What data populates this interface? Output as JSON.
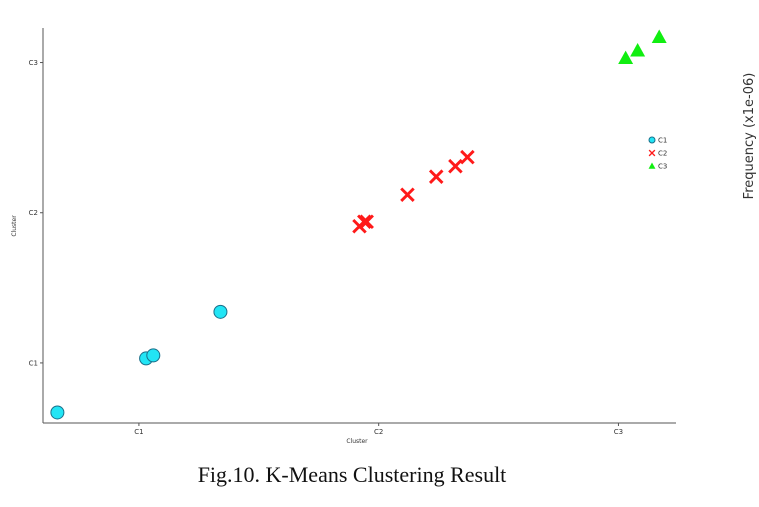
{
  "caption": "Fig.10. K-Means Clustering Result",
  "side_label": "Frequency (x1e-06)",
  "chart_data": {
    "type": "scatter",
    "xlabel": "Cluster",
    "ylabel": "Cluster",
    "x_ticks": [
      {
        "value": 1,
        "label": "C1"
      },
      {
        "value": 2,
        "label": "C2"
      },
      {
        "value": 3,
        "label": "C3"
      }
    ],
    "y_ticks": [
      {
        "value": 1,
        "label": "C1"
      },
      {
        "value": 2,
        "label": "C2"
      },
      {
        "value": 3,
        "label": "C3"
      }
    ],
    "xlim": [
      0.6,
      3.24
    ],
    "ylim": [
      0.6,
      3.23
    ],
    "grid": false,
    "legend_position": "right",
    "series": [
      {
        "name": "C1",
        "marker": "circle",
        "color": "#22e5f5",
        "points": [
          [
            0.66,
            0.67
          ],
          [
            1.03,
            1.03
          ],
          [
            1.06,
            1.05
          ],
          [
            1.34,
            1.34
          ]
        ]
      },
      {
        "name": "C2",
        "marker": "x",
        "color": "#ff1a1a",
        "points": [
          [
            1.92,
            1.91
          ],
          [
            1.94,
            1.94
          ],
          [
            1.95,
            1.94
          ],
          [
            2.12,
            2.12
          ],
          [
            2.24,
            2.24
          ],
          [
            2.32,
            2.31
          ],
          [
            2.37,
            2.37
          ]
        ]
      },
      {
        "name": "C3",
        "marker": "triangle",
        "color": "#11ee11",
        "points": [
          [
            3.03,
            3.03
          ],
          [
            3.08,
            3.08
          ],
          [
            3.17,
            3.17
          ]
        ]
      }
    ]
  }
}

######

OBJECTIVE »
Leave out the pictures, and give all the records again exactly.

WRITTEN REPLY »
What data populates this interface? Output as JSON.
{
  "caption": "Fig.10. K-Means Clustering Result",
  "side_label": "Frequency (x1e-06)",
  "chart_data": {
    "type": "scatter",
    "xlabel": "Cluster",
    "ylabel": "Cluster",
    "x_ticks": [
      {
        "value": 1,
        "label": "C1"
      },
      {
        "value": 2,
        "label": "C2"
      },
      {
        "value": 3,
        "label": "C3"
      }
    ],
    "y_ticks": [
      {
        "value": 1,
        "label": "C1"
      },
      {
        "value": 2,
        "label": "C2"
      },
      {
        "value": 3,
        "label": "C3"
      }
    ],
    "xlim": [
      0.6,
      3.24
    ],
    "ylim": [
      0.6,
      3.23
    ],
    "grid": false,
    "legend_position": "right",
    "series": [
      {
        "name": "C1",
        "marker": "circle",
        "color": "#22e5f5",
        "points": [
          [
            0.66,
            0.67
          ],
          [
            1.03,
            1.03
          ],
          [
            1.06,
            1.05
          ],
          [
            1.34,
            1.34
          ]
        ]
      },
      {
        "name": "C2",
        "marker": "x",
        "color": "#ff1a1a",
        "points": [
          [
            1.92,
            1.91
          ],
          [
            1.94,
            1.94
          ],
          [
            1.95,
            1.94
          ],
          [
            2.12,
            2.12
          ],
          [
            2.24,
            2.24
          ],
          [
            2.32,
            2.31
          ],
          [
            2.37,
            2.37
          ]
        ]
      },
      {
        "name": "C3",
        "marker": "triangle",
        "color": "#11ee11",
        "points": [
          [
            3.03,
            3.03
          ],
          [
            3.08,
            3.08
          ],
          [
            3.17,
            3.17
          ]
        ]
      }
    ]
  }
}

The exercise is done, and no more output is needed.